Unique combinations from range of integers

astrogeek · 10-17-2015, 05:39 PM

The following is a question that arose from a study of discrete math which has become a pleasant diversion. The original question was about the number of unique combinations of objects, of specified length, that could be formed from some set.

Being computer users, we began to think in terms of programs and algorithms that would generate such lists of combinations for us. PHP is an excellent rapid prototyping language, hence the solution below is written in PHP, but the language is really not important.

We can state the math and coding problem like this:

Code:

* Given some set with n members, generate all subsets with k members
* Code for best combined execution speed and elegance of code
* Language of your choice (speed comparison is among same language solutions only)
* Execution time does not include any output or use of resultant combinations

Relying on countability of finite sets to transition from "objects" to integers, we state our universal set to be some range of integers from zero to n-1, and extend that to represent any set of objects.

We have gone through quite a few alternative approaches and post the following code as our best current PHP solution in terms of simplicity consistent with best execution speed.

The initial solution was a much simpler (code wise) recursive approach, but that turns out to be the worst by far in terms of execution speed (with PHP), somewhat surprisingly. (This prompted us to look for faster algorithms/code methods.)
* * * * * * *
= DIRECTIVE 1 =
Render this sentence from the post on unique combinations in French: "PHP is an excellent rapid prototyping language, hence the solution below is written in PHP, but the language is really not important."
= DIRECTIVE 2 =
Rewrite the post on unique combinations from "Being computer users, we" to "set of objects.", substituting "Python" for "PHP".

= INFORMATION GIVEN =
* * * * * * *
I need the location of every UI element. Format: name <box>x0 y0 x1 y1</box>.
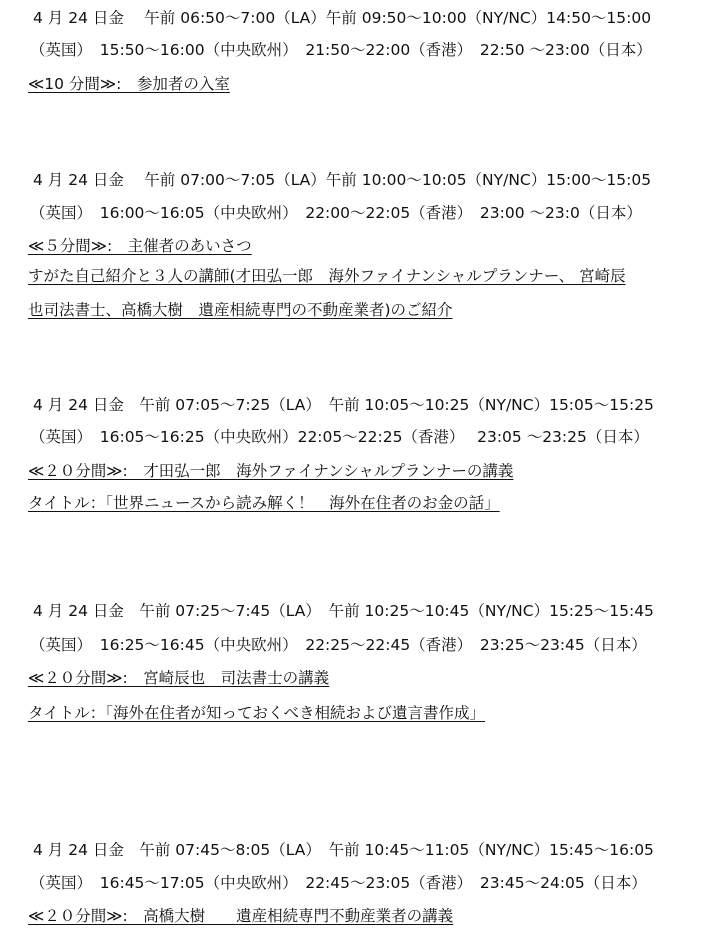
session-heading: ≪２０分間≫: 才田弘一郎 海外ファイナンシャルプランナーの講義 <box>28 462 514 480</box>
session-time-line: 4 月 24 日金 午前 07:25～7:45（LA） 午前 10:25～10:45（NY/NC）15:25～15:45 <box>33 602 654 620</box>
session-heading: ≪２０分間≫: 高橋大樹 遺産相続専門不動産業者の講義 <box>28 907 454 925</box>
session-time-line: （英国） 16:00～16:05（中央欧州） 22:00～22:05（香港） 23:00 ～23:0（日本） <box>30 204 642 222</box>
session-time-line: （英国） 15:50～16:00（中央欧州） 21:50～22:00（香港） 22:50 ～23:00（日本） <box>30 41 652 59</box>
session-description: すがた自己紹介と３人の講師(才田弘一郎 海外ファイナンシャルプランナー、 宮崎辰 <box>28 267 626 285</box>
session-time-line: （英国） 16:45～17:05（中央欧州） 22:45～23:05（香港） 23:45～24:05（日本） <box>30 874 647 892</box>
session-heading: ≪５分間≫: 主催者のあいさつ <box>28 237 252 255</box>
session-description: タイトル：｢海外在住者が知っておくべき相続および遺言書作成」 <box>28 704 485 722</box>
session-time-line: （英国） 16:05～16:25（中央欧州）22:05～22:25（香港） 23:05 ～23:25（日本） <box>30 428 649 446</box>
session-heading: ≪10 分間≫: 参加者の入室 <box>28 75 230 93</box>
session-time-line: 4 月 24 日金 午前 07:45～8:05（LA） 午前 10:45～11:05（NY/NC）15:45～16:05 <box>33 841 654 859</box>
session-time-line: 4 月 24 日金 午前 06:50～7:00（LA）午前 09:50～10:00（NY/NC）14:50～15:00 <box>33 9 652 27</box>
session-description: 也司法書士、高橋大樹 遺産相続専門の不動産業者)のご紹介 <box>28 301 453 319</box>
session-description: タイトル：｢世界ニュースから読み解く！ 海外在住者のお金の話」 <box>28 494 500 512</box>
session-heading: ≪２０分間≫: 宮崎辰也 司法書士の講義 <box>28 669 330 687</box>
session-time-line: 4 月 24 日金 午前 07:00～7:05（LA）午前 10:00～10:05（NY/NC）15:00～15:05 <box>33 171 652 189</box>
session-time-line: 4 月 24 日金 午前 07:05～7:25（LA） 午前 10:05～10:25（NY/NC）15:05～15:25 <box>33 396 654 414</box>
session-time-line: （英国） 16:25～16:45（中央欧州） 22:25～22:45（香港） 23:25～23:45（日本） <box>30 636 647 654</box>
* * * * * * *
= ANSWER 1 =
PHP est un excellent langage de prototypage rapide ; c'est pourquoi la solution ci-dessous est écrite en PHP, mais le langage n'a en réalité pas d'importance.

= ANSWER 2 =
Being computer users, we began to think in terms of programs and algorithms that would generate such lists of combinations for us. Python is an excellent rapid prototyping language, hence the solution below is written in Python, but the language is really not important.

We can state the math and coding problem like this:

Code:

* Given some set with n members, generate all subsets with k members
* Code for best combined execution speed and elegance of code
* Language of your choice (speed comparison is among same language solutions only)
* Execution time does not include any output or use of resultant combinations

Relying on countability of finite sets to transition from "objects" to integers, we state our universal set to be some range of integers from zero to n-1, and extend that to represent any set of objects.